● **MATERIAL TO PROCESS**:
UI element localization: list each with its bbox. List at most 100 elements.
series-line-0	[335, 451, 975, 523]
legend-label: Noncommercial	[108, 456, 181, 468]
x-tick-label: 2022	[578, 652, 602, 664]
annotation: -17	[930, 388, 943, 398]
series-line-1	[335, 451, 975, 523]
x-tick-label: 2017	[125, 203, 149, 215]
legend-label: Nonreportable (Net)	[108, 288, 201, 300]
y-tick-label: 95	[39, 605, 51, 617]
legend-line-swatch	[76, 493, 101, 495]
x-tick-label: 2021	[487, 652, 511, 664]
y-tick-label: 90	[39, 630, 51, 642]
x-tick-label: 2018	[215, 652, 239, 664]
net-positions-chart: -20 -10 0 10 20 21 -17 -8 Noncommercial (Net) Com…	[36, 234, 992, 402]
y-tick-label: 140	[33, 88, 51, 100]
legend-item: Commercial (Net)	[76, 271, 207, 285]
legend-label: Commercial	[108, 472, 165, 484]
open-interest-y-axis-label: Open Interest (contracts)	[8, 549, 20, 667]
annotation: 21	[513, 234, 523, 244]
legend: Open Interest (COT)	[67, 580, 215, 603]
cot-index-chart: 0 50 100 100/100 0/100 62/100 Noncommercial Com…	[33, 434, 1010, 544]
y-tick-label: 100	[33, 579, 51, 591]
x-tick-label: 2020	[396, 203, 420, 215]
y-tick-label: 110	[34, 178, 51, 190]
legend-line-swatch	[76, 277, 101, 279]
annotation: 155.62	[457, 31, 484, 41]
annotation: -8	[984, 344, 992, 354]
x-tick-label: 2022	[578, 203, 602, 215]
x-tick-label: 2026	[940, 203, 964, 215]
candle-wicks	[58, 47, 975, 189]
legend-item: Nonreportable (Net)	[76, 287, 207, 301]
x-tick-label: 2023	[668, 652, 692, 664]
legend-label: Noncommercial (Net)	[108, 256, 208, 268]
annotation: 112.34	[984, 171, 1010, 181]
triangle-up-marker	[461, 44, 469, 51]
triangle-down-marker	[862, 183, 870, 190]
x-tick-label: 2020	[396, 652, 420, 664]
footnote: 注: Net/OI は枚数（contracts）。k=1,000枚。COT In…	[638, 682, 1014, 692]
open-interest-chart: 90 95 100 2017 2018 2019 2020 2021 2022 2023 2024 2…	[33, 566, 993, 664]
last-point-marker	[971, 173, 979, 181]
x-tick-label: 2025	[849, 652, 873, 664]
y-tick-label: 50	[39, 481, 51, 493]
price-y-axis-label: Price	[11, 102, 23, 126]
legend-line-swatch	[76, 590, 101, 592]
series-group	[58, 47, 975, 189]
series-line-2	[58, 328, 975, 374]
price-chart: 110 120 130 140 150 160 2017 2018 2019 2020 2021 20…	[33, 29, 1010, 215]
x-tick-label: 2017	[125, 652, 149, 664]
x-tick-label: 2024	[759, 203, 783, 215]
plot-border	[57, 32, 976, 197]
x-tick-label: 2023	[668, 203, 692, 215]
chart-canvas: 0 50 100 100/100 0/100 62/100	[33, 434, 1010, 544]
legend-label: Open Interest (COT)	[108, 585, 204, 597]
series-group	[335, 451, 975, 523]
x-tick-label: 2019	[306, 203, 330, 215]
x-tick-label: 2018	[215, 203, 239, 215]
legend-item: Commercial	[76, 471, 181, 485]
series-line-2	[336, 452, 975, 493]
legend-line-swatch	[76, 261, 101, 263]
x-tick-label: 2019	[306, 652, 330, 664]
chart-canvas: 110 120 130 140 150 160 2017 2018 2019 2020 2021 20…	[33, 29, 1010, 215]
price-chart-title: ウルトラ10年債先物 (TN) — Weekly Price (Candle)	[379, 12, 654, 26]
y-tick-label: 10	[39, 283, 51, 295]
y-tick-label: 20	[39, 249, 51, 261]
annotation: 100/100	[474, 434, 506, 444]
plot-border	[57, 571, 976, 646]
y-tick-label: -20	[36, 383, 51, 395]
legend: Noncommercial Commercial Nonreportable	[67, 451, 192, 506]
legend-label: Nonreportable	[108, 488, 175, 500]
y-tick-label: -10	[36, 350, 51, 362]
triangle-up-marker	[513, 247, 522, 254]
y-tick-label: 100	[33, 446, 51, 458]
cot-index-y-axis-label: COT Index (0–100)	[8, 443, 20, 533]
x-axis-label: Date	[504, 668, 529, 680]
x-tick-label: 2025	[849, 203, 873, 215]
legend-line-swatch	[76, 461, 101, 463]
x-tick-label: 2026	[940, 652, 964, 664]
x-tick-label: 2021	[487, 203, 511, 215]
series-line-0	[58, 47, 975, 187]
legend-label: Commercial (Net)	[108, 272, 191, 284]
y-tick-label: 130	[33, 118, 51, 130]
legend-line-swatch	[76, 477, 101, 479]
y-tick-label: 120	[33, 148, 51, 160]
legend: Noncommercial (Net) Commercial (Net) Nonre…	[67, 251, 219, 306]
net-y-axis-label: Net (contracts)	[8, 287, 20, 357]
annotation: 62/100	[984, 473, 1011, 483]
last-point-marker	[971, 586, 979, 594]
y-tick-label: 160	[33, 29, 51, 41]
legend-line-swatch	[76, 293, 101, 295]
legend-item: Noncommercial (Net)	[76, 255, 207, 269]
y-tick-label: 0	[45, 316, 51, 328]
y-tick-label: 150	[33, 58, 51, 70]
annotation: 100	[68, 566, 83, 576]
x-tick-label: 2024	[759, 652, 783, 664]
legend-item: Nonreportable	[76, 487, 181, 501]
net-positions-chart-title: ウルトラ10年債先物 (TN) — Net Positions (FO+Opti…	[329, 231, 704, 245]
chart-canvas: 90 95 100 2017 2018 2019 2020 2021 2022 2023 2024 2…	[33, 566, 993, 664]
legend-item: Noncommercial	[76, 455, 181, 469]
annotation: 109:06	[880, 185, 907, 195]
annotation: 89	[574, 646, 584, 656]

...

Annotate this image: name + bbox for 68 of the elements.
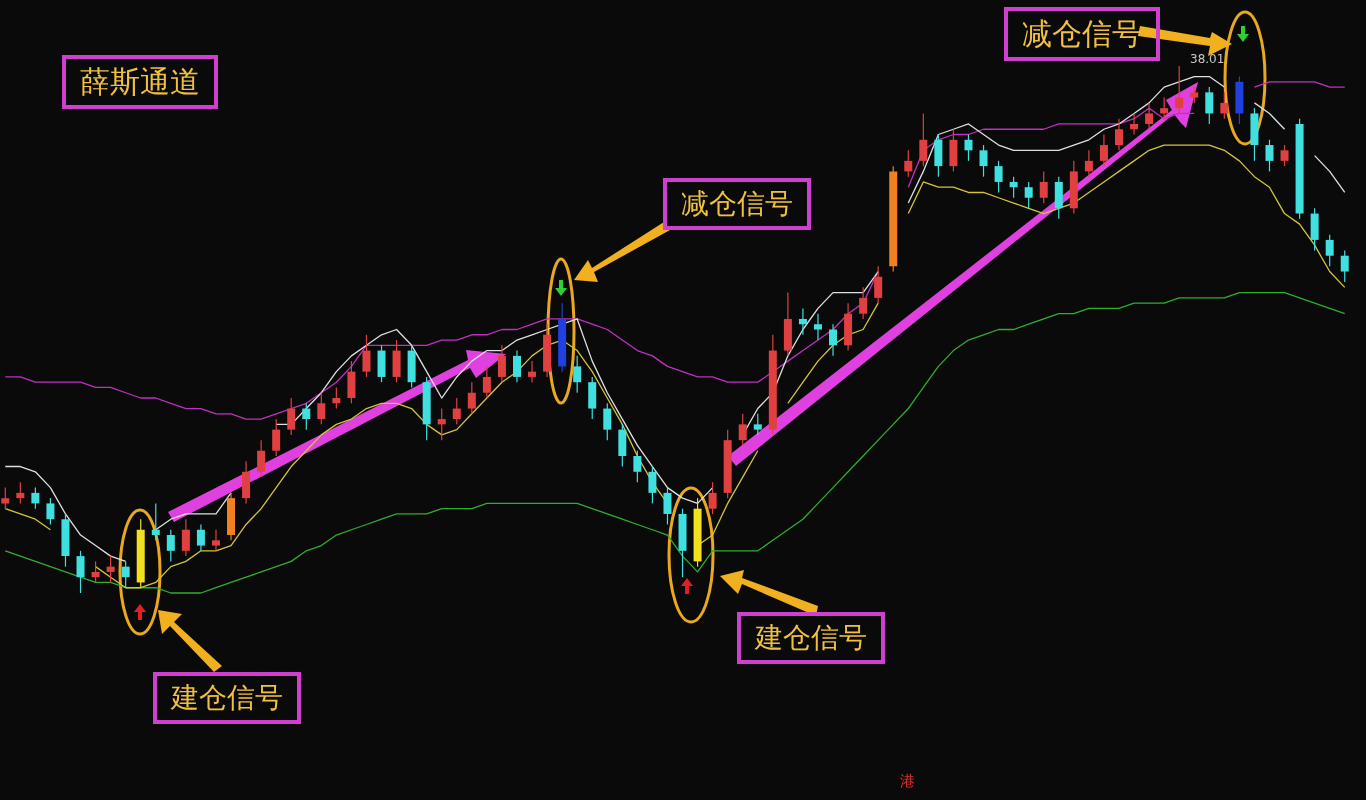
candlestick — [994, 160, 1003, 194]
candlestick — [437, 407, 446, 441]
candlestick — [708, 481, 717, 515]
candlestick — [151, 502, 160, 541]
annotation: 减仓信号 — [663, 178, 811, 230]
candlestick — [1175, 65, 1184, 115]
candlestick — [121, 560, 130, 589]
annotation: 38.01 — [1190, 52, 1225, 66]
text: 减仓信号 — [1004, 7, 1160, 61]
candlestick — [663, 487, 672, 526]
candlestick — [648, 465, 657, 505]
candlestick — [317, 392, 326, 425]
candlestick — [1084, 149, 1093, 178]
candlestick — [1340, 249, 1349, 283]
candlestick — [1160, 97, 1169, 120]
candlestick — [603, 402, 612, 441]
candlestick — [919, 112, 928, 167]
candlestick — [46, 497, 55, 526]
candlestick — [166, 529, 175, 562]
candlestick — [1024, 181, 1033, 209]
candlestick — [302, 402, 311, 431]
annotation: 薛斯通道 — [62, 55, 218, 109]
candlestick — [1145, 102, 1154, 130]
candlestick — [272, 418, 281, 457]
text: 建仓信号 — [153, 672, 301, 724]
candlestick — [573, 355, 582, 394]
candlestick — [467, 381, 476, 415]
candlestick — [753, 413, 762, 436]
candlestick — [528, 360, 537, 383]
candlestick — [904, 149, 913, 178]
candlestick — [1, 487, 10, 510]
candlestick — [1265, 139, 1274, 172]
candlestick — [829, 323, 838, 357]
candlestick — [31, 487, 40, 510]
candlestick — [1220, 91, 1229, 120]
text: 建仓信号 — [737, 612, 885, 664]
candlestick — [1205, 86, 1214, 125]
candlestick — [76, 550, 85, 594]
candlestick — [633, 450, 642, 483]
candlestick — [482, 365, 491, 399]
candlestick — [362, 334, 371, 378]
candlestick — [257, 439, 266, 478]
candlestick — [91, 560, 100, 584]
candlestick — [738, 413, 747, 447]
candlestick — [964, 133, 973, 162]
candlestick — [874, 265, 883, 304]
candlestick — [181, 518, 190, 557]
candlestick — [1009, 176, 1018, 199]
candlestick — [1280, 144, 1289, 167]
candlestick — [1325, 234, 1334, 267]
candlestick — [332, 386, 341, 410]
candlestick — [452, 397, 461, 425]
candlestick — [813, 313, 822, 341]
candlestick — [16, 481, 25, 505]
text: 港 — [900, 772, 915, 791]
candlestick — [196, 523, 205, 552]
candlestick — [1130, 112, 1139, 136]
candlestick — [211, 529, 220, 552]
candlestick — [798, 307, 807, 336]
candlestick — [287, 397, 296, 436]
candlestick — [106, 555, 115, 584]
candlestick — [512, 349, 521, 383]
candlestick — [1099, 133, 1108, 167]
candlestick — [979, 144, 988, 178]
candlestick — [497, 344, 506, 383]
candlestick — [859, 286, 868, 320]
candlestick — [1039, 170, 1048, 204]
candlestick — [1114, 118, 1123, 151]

● **WORK REQUIRED**:
How many lines in the items above contain the string "series"? Give only the number.

● **RESULT FOR THIS EXERCISE**:
7